* [Data supplied]
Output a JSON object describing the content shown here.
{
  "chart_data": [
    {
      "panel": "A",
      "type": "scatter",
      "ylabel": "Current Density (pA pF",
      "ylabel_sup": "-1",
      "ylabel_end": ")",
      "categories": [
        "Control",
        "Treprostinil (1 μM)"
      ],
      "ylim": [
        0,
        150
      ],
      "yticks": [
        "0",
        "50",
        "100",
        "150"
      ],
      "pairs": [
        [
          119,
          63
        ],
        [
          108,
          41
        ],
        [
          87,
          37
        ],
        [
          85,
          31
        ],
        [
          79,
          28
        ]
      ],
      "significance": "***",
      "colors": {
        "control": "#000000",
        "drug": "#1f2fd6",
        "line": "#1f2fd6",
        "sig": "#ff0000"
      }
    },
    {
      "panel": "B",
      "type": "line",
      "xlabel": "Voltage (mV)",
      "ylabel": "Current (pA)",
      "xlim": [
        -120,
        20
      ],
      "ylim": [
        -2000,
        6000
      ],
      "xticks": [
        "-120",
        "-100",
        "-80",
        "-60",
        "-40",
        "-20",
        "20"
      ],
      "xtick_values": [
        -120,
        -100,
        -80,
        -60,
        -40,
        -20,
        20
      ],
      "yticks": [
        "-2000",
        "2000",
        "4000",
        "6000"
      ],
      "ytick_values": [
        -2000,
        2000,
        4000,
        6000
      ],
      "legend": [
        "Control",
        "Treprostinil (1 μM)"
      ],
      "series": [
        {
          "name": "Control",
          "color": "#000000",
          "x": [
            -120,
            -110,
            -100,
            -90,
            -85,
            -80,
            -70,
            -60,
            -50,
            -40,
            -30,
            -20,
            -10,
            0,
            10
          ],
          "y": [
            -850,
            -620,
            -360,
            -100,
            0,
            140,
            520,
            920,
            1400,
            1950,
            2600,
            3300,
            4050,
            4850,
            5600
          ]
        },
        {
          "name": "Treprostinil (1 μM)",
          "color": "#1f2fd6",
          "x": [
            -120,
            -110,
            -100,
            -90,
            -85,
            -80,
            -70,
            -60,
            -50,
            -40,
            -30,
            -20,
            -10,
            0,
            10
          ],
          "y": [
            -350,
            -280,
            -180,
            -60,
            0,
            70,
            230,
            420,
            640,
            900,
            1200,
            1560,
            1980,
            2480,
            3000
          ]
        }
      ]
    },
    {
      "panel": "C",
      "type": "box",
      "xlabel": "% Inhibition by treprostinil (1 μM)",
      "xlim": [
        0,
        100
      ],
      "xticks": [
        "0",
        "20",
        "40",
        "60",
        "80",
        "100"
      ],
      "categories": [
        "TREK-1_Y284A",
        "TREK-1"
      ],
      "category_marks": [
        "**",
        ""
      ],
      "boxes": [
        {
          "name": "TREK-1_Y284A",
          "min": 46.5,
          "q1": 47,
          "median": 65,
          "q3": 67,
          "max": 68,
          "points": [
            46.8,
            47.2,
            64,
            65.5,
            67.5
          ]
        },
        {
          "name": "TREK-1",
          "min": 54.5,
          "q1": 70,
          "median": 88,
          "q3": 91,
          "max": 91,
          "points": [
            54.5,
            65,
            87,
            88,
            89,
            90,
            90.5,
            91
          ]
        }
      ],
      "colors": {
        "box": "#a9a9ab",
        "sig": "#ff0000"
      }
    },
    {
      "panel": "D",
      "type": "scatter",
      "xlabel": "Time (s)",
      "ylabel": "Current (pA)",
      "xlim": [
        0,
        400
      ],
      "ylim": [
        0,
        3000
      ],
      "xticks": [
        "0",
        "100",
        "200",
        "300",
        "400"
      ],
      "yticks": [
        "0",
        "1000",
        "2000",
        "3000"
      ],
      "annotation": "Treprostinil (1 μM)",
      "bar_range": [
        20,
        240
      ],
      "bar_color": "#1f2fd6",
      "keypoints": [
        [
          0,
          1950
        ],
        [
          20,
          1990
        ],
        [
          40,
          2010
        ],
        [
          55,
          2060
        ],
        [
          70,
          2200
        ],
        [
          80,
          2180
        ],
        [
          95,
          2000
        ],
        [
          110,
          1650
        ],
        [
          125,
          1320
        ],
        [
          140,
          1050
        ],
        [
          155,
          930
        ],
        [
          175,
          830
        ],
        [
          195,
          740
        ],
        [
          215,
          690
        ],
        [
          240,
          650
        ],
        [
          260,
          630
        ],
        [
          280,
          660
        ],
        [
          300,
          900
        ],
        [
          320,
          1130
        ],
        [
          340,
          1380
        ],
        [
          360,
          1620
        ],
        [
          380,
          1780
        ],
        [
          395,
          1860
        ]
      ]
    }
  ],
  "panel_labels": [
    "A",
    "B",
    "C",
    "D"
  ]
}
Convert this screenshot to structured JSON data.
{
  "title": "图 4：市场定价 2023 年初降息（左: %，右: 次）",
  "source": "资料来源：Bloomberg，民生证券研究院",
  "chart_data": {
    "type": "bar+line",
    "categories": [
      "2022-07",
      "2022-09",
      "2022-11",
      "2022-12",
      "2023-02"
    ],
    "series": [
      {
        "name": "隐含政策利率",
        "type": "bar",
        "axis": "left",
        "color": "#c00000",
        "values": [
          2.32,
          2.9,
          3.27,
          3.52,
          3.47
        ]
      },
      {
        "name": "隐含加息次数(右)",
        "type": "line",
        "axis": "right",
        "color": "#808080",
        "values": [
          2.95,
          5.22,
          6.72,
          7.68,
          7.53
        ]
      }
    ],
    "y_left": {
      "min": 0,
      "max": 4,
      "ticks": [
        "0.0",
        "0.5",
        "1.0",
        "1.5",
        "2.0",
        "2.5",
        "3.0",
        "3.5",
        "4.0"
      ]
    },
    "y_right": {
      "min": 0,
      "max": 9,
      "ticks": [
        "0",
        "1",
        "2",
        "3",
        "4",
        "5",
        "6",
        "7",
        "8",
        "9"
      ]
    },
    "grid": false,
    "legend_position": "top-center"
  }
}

* [Written exercise] Reproduce each entry from the records above, character for character.

* [Reply]
Output a JSON object describing the content shown here.
{
  "chart_data": [
    {
      "panel": "A",
      "type": "scatter",
      "ylabel": "Current Density (pA pF",
      "ylabel_sup": "-1",
      "ylabel_end": ")",
      "categories": [
        "Control",
        "Treprostinil (1 μM)"
      ],
      "ylim": [
        0,
        150
      ],
      "yticks": [
        "0",
        "50",
        "100",
        "150"
      ],
      "pairs": [
        [
          119,
          63
        ],
        [
          108,
          41
        ],
        [
          87,
          37
        ],
        [
          85,
          31
        ],
        [
          79,
          28
        ]
      ],
      "significance": "***",
      "colors": {
        "control": "#000000",
        "drug": "#1f2fd6",
        "line": "#1f2fd6",
        "sig": "#ff0000"
      }
    },
    {
      "panel": "B",
      "type": "line",
      "xlabel": "Voltage (mV)",
      "ylabel": "Current (pA)",
      "xlim": [
        -120,
        20
      ],
      "ylim": [
        -2000,
        6000
      ],
      "xticks": [
        "-120",
        "-100",
        "-80",
        "-60",
        "-40",
        "-20",
        "20"
      ],
      "xtick_values": [
        -120,
        -100,
        -80,
        -60,
        -40,
        -20,
        20
      ],
      "yticks": [
        "-2000",
        "2000",
        "4000",
        "6000"
      ],
      "ytick_values": [
        -2000,
        2000,
        4000,
        6000
      ],
      "legend": [
        "Control",
        "Treprostinil (1 μM)"
      ],
      "series": [
        {
          "name": "Control",
          "color": "#000000",
          "x": [
            -120,
            -110,
            -100,
            -90,
            -85,
            -80,
            -70,
            -60,
            -50,
            -40,
            -30,
            -20,
            -10,
            0,
            10
          ],
          "y": [
            -850,
            -620,
            -360,
            -100,
            0,
            140,
            520,
            920,
            1400,
            1950,
            2600,
            3300,
            4050,
            4850,
            5600
          ]
        },
        {
          "name": "Treprostinil (1 μM)",
          "color": "#1f2fd6",
          "x": [
            -120,
            -110,
            -100,
            -90,
            -85,
            -80,
            -70,
            -60,
            -50,
            -40,
            -30,
            -20,
            -10,
            0,
            10
          ],
          "y": [
            -350,
            -280,
            -180,
            -60,
            0,
            70,
            230,
            420,
            640,
            900,
            1200,
            1560,
            1980,
            2480,
            3000
          ]
        }
      ]
    },
    {
      "panel": "C",
      "type": "box",
      "xlabel": "% Inhibition by treprostinil (1 μM)",
      "xlim": [
        0,
        100
      ],
      "xticks": [
        "0",
        "20",
        "40",
        "60",
        "80",
        "100"
      ],
      "categories": [
        "TREK-1_Y284A",
        "TREK-1"
      ],
      "category_marks": [
        "**",
        ""
      ],
      "boxes": [
        {
          "name": "TREK-1_Y284A",
          "min": 46.5,
          "q1": 47,
          "median": 65,
          "q3": 67,
          "max": 68,
          "points": [
            46.8,
            47.2,
            64,
            65.5,
            67.5
          ]
        },
        {
          "name": "TREK-1",
          "min": 54.5,
          "q1": 70,
          "median": 88,
          "q3": 91,
          "max": 91,
          "points": [
            54.5,
            65,
            87,
            88,
            89,
            90,
            90.5,
            91
          ]
        }
      ],
      "colors": {
        "box": "#a9a9ab",
        "sig": "#ff0000"
      }
    },
    {
      "panel": "D",
      "type": "scatter",
      "xlabel": "Time (s)",
      "ylabel": "Current (pA)",
      "xlim": [
        0,
        400
      ],
      "ylim": [
        0,
        3000
      ],
      "xticks": [
        "0",
        "100",
        "200",
        "300",
        "400"
      ],
      "yticks": [
        "0",
        "1000",
        "2000",
        "3000"
      ],
      "annotation": "Treprostinil (1 μM)",
      "bar_range": [
        20,
        240
      ],
      "bar_color": "#1f2fd6",
      "keypoints": [
        [
          0,
          1950
        ],
        [
          20,
          1990
        ],
        [
          40,
          2010
        ],
        [
          55,
          2060
        ],
        [
          70,
          2200
        ],
        [
          80,
          2180
        ],
        [
          95,
          2000
        ],
        [
          110,
          1650
        ],
        [
          125,
          1320
        ],
        [
          140,
          1050
        ],
        [
          155,
          930
        ],
        [
          175,
          830
        ],
        [
          195,
          740
        ],
        [
          215,
          690
        ],
        [
          240,
          650
        ],
        [
          260,
          630
        ],
        [
          280,
          660
        ],
        [
          300,
          900
        ],
        [
          320,
          1130
        ],
        [
          340,
          1380
        ],
        [
          360,
          1620
        ],
        [
          380,
          1780
        ],
        [
          395,
          1860
        ]
      ]
    }
  ],
  "panel_labels": [
    "A",
    "B",
    "C",
    "D"
  ]
}
Convert this screenshot to structured JSON data.
{
  "title": "图 4：市场定价 2023 年初降息（左: %，右: 次）",
  "source": "资料来源：Bloomberg，民生证券研究院",
  "chart_data": {
    "type": "bar+line",
    "categories": [
      "2022-07",
      "2022-09",
      "2022-11",
      "2022-12",
      "2023-02"
    ],
    "series": [
      {
        "name": "隐含政策利率",
        "type": "bar",
        "axis": "left",
        "color": "#c00000",
        "values": [
          2.32,
          2.9,
          3.27,
          3.52,
          3.47
        ]
      },
      {
        "name": "隐含加息次数(右)",
        "type": "line",
        "axis": "right",
        "color": "#808080",
        "values": [
          2.95,
          5.22,
          6.72,
          7.68,
          7.53
        ]
      }
    ],
    "y_left": {
      "min": 0,
      "max": 4,
      "ticks": [
        "0.0",
        "0.5",
        "1.0",
        "1.5",
        "2.0",
        "2.5",
        "3.0",
        "3.5",
        "4.0"
      ]
    },
    "y_right": {
      "min": 0,
      "max": 9,
      "ticks": [
        "0",
        "1",
        "2",
        "3",
        "4",
        "5",
        "6",
        "7",
        "8",
        "9"
      ]
    },
    "grid": false,
    "legend_position": "top-center"
  }
}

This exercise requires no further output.